[Dataset entries]
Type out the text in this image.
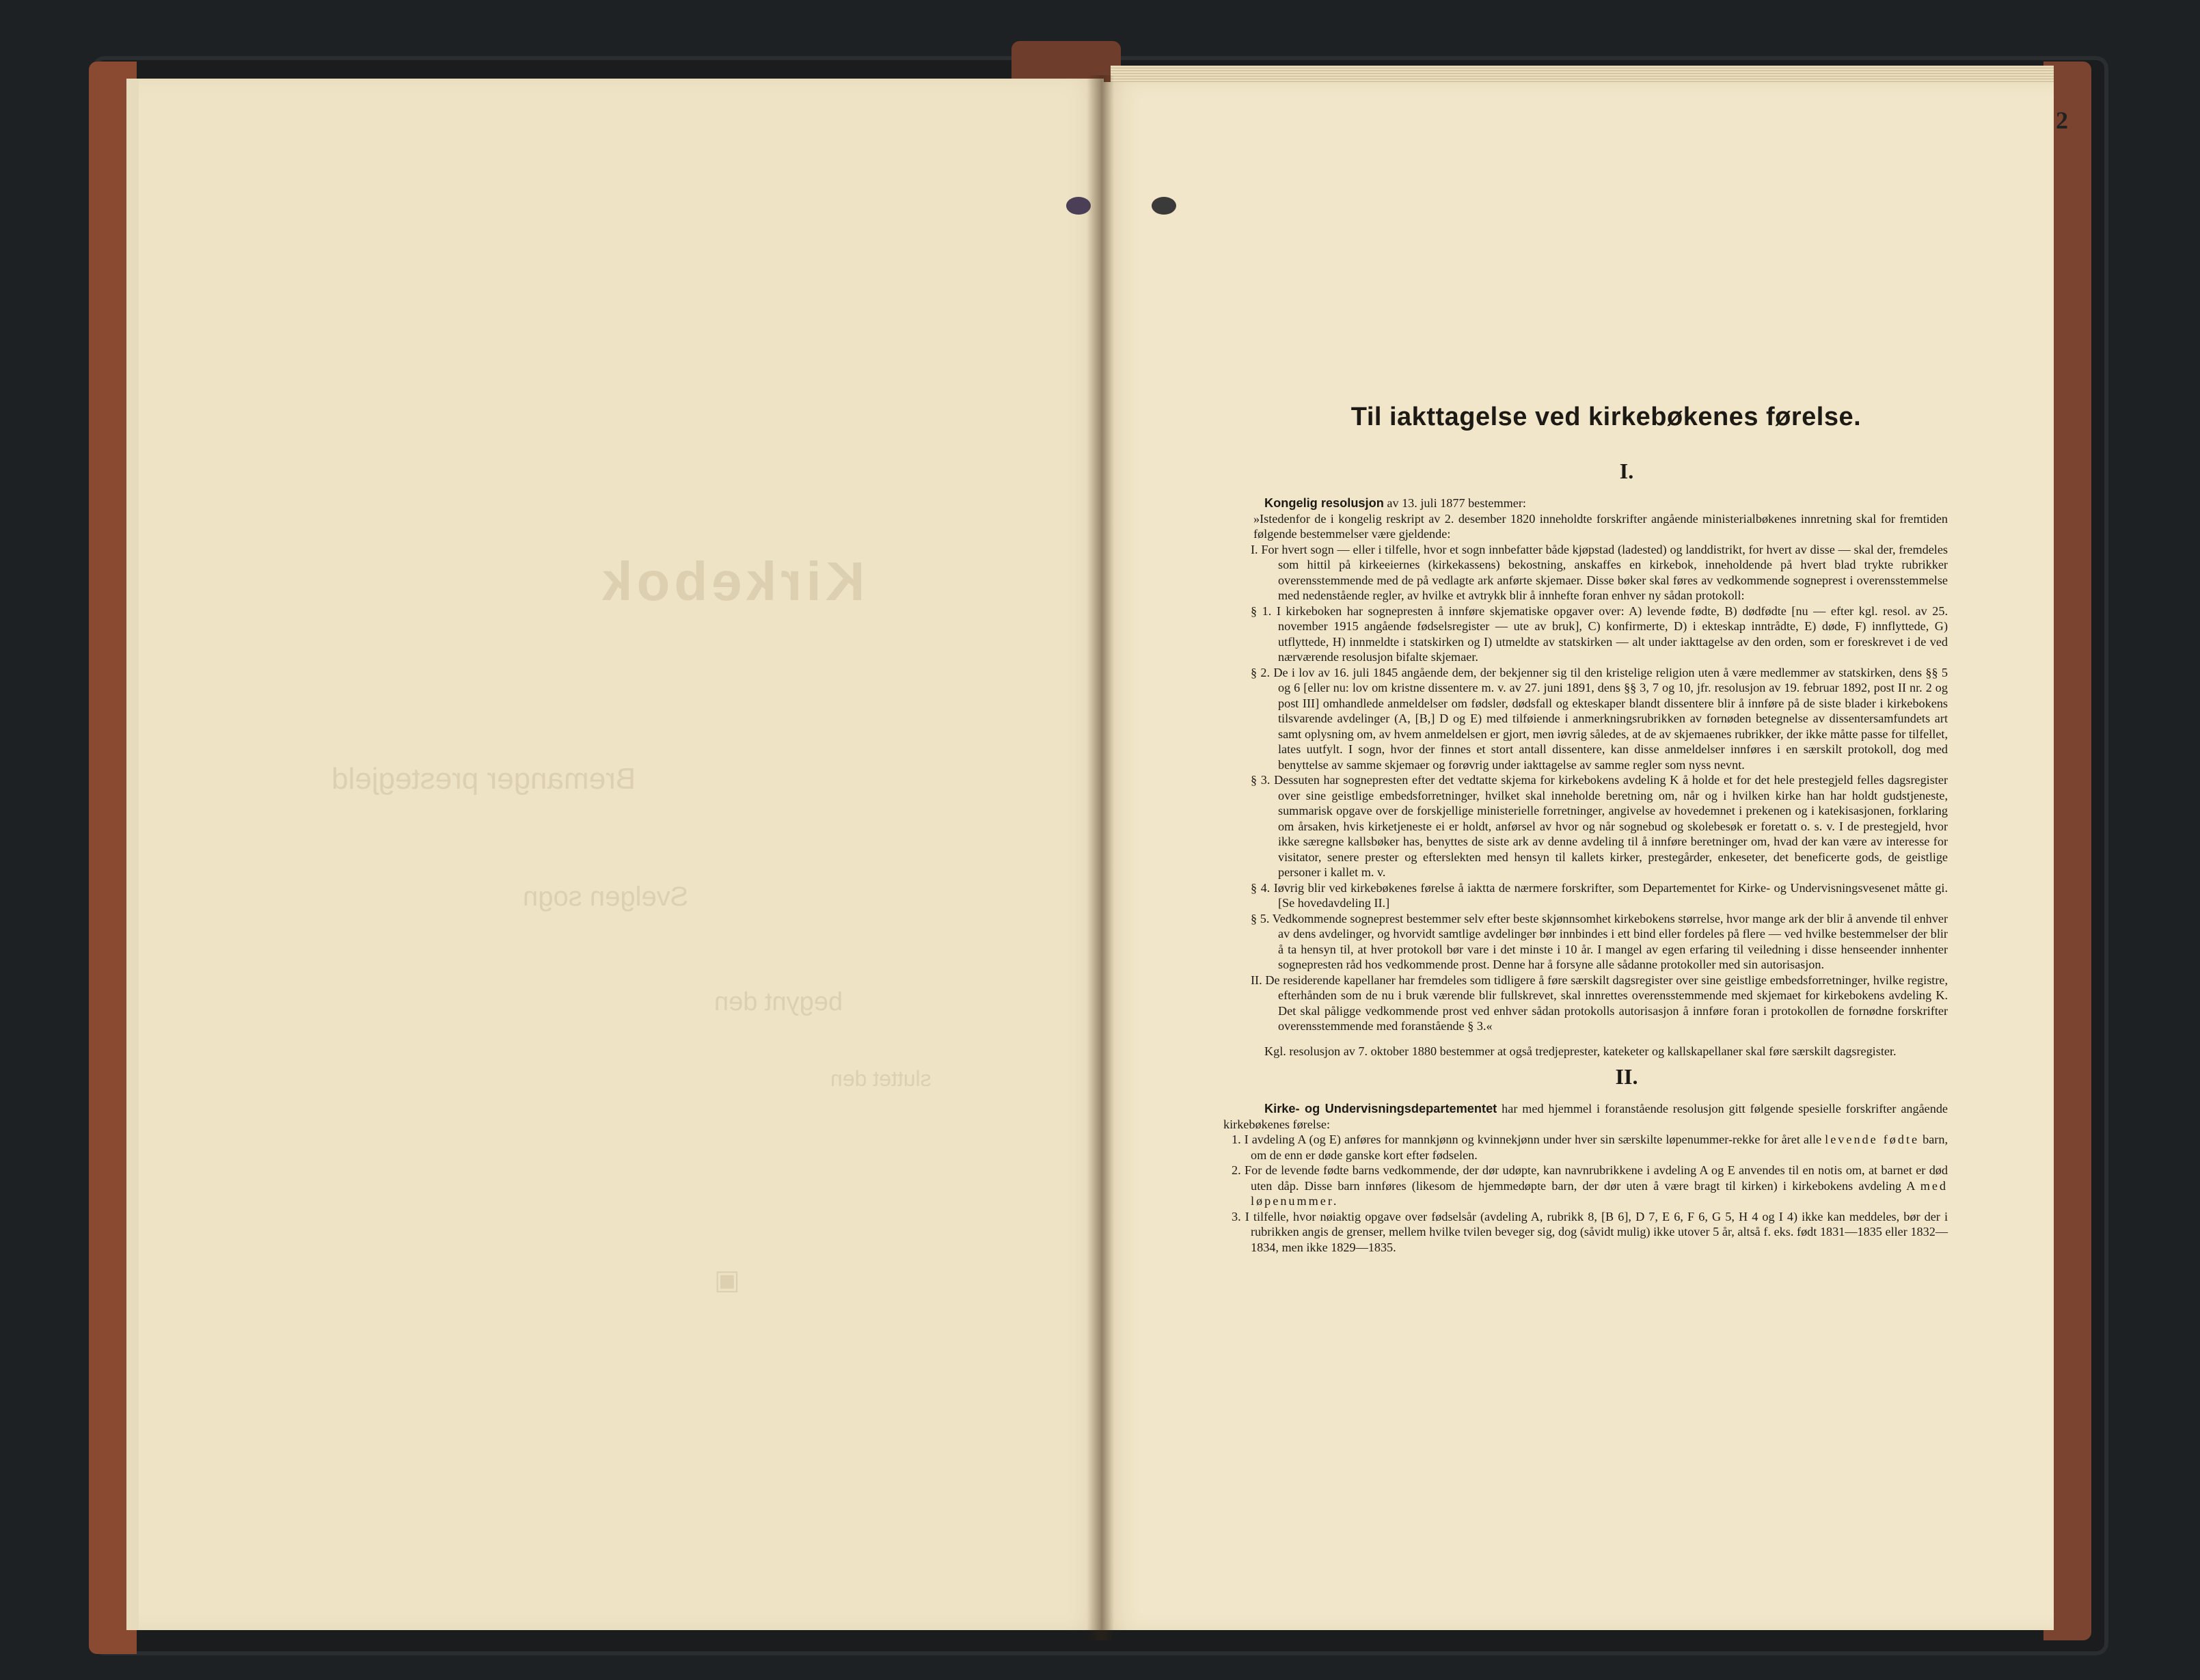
Kirkebok
Bremanger prestegjeld
Svelgen sogn
begynt den
sluttet den
▣
2
Til iakttagelse ved kirkebøkenes førelse.
I.

Kongelig resolusjon av 13. juli 1877 bestemmer:

»Istedenfor de i kongelig reskript av 2. desember 1820 inneholdte forskrifter angående ministerialbøkenes innretning skal for fremtiden følgende bestemmelser være gjeldende:

I. For hvert sogn — eller i tilfelle, hvor et sogn innbefatter både kjøpstad (ladested) og landdistrikt, for hvert av disse — skal der, fremdeles som hittil på kirkeeiernes (kirkekassens) bekostning, anskaffes en kirkebok, inneholdende på hvert blad trykte rubrikker overensstemmende med de på vedlagte ark anførte skjemaer. Disse bøker skal føres av vedkommende sogneprest i overensstemmelse med nedenstående regler, av hvilke et avtrykk blir å innhefte foran enhver ny sådan protokoll:

§ 1. I kirkeboken har sognepresten å innføre skjematiske opgaver over: A) levende fødte, B) dødfødte [nu — efter kgl. resol. av 25. november 1915 angående fødselsregister — ute av bruk], C) konfirmerte, D) i ekteskap inntrådte, E) døde, F) innflyttede, G) utflyttede, H) innmeldte i statskirken og I) utmeldte av statskirken — alt under iakttagelse av den orden, som er foreskrevet i de ved nærværende resolusjon bifalte skjemaer.

§ 2. De i lov av 16. juli 1845 angående dem, der bekjenner sig til den kristelige religion uten å være medlemmer av statskirken, dens §§ 5 og 6 [eller nu: lov om kristne dissentere m. v. av 27. juni 1891, dens §§ 3, 7 og 10, jfr. resolusjon av 19. februar 1892, post II nr. 2 og post III] omhandlede anmeldelser om fødsler, dødsfall og ekteskaper blandt dissentere blir å innføre på de siste blader i kirkebokens tilsvarende avdelinger (A, [B,] D og E) med tilføiende i anmerkningsrubrikken av fornøden betegnelse av dissentersamfundets art samt oplysning om, av hvem anmeldelsen er gjort, men iøvrig således, at de av skjemaenes rubrikker, der ikke måtte passe for tilfellet, lates uutfylt. I sogn, hvor der finnes et stort antall dissentere, kan disse anmeldelser innføres i en særskilt protokoll, dog med benyttelse av samme skjemaer og forøvrig under iakttagelse av samme regler som nyss nevnt.

§ 3. Dessuten har sognepresten efter det vedtatte skjema for kirkebokens avdeling K å holde et for det hele prestegjeld felles dagsregister over sine geistlige embedsforretninger, hvilket skal inneholde beretning om, når og i hvilken kirke han har holdt gudstjeneste, summarisk opgave over de forskjellige ministerielle forretninger, angivelse av hovedemnet i prekenen og i katekisasjonen, forklaring om årsaken, hvis kirketjeneste ei er holdt, anførsel av hvor og når sognebud og skolebesøk er foretatt o. s. v. I de prestegjeld, hvor ikke særegne kallsbøker has, benyttes de siste ark av denne avdeling til å innføre beretninger om, hvad der kan være av interesse for visitator, senere prester og efterslekten med hensyn til kallets kirker, prestegårder, enkeseter, det beneficerte gods, de geistlige personer i kallet m. v.

§ 4. Iøvrig blir ved kirkebøkenes førelse å iaktta de nærmere forskrifter, som Departementet for Kirke- og Undervisningsvesenet måtte gi. [Se hovedavdeling II.]

§ 5. Vedkommende sogneprest bestemmer selv efter beste skjønnsomhet kirkebokens størrelse, hvor mange ark der blir å anvende til enhver av dens avdelinger, og hvorvidt samtlige avdelinger bør innbindes i ett bind eller fordeles på flere — ved hvilke bestemmelser der blir å ta hensyn til, at hver protokoll bør vare i det minste i 10 år. I mangel av egen erfaring til veiledning i disse henseender innhenter sognepresten råd hos vedkommende prost. Denne har å forsyne alle sådanne protokoller med sin autorisasjon.

II. De residerende kapellaner har fremdeles som tidligere å føre særskilt dagsregister over sine geistlige embedsforretninger, hvilke registre, efterhånden som de nu i bruk værende blir fullskrevet, skal innrettes overensstemmende med skjemaet for kirkebokens avdeling K. Det skal påligge vedkommende prost ved enhver sådan protokolls autorisasjon å innføre foran i protokollen de fornødne forskrifter overensstemmende med foranstående § 3.«

Kgl. resolusjon av 7. oktober 1880 bestemmer at også tredjeprester, kateketer og kallskapellaner skal føre særskilt dagsregister.

II.

Kirke- og Undervisningsdepartementet har med hjemmel i foranstående resolusjon gitt følgende spesielle forskrifter angående kirkebøkenes førelse:

1. I avdeling A (og E) anføres for mannkjønn og kvinnekjønn under hver sin særskilte løpenummer-rekke for året alle levende fødte barn, om de enn er døde ganske kort efter fødselen.

2. For de levende fødte barns vedkommende, der dør udøpte, kan navnrubrikkene i avdeling A og E anvendes til en notis om, at barnet er død uten dåp. Disse barn innføres (likesom de hjemmedøpte barn, der dør uten å være bragt til kirken) i kirkebokens avdeling A med løpenummer.

3. I tilfelle, hvor nøiaktig opgave over fødselsår (avdeling A, rubrikk 8, [B 6], D 7, E 6, F 6, G 5, H 4 og I 4) ikke kan meddeles, bør der i rubrikken angis de grenser, mellem hvilke tvilen beveger sig, dog (såvidt mulig) ikke utover 5 år, altså f. eks. født 1831—1835 eller 1832—1834, men ikke 1829—1835.
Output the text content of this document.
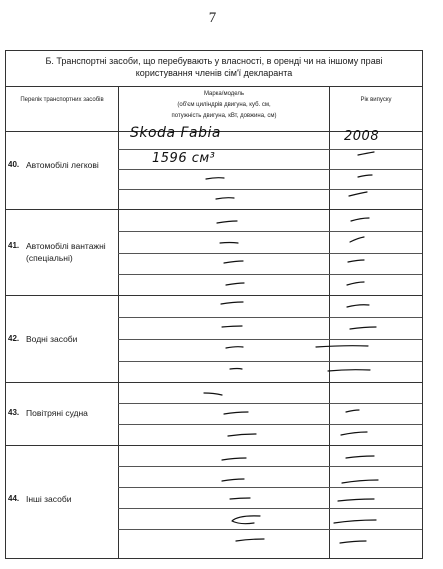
7
Б. Транспортні засоби, що перебувають у власності, в оренді чи на іншому праві
користування членів сім'ї декларанта
Перелік транспортних засобів
Марка/модель
(об'єм циліндрів двигуна, куб. см,
потужність двигуна, кВт, довжина, см)
Рік випуску
40. Автомобілі легкові
41. Автомобілі вантажні (спеціальні)
42. Водні засоби
43. Повітряні судна
44. Інші засоби
Skoda Fabia
1596 см³
2008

» Task statement:
Look through the entries and find each line that has the string "døde". Copy those lines.

» Answer to the task:
§ 1. I kirkeboken har sognepresten å innføre skjematiske opgaver over: A) levende fødte, B) dødfødte [nu — efter kgl. resol. av 25. november 1915 angående fødselsregister — ute av bruk], C) konfirmerte, D) i ekteskap inntrådte, E) døde, F) innflyttede, G) utflyttede, H) innmeldte i statskirken og I) utmeldte av statskirken — alt under iakttagelse av den orden, som er foreskrevet i de ved nærværende resolusjon bifalte skjemaer.
1. I avdeling A (og E) anføres for mannkjønn og kvinnekjønn under hver sin særskilte løpenummer-rekke for året alle levende fødte barn, om de enn er døde ganske kort efter fødselen.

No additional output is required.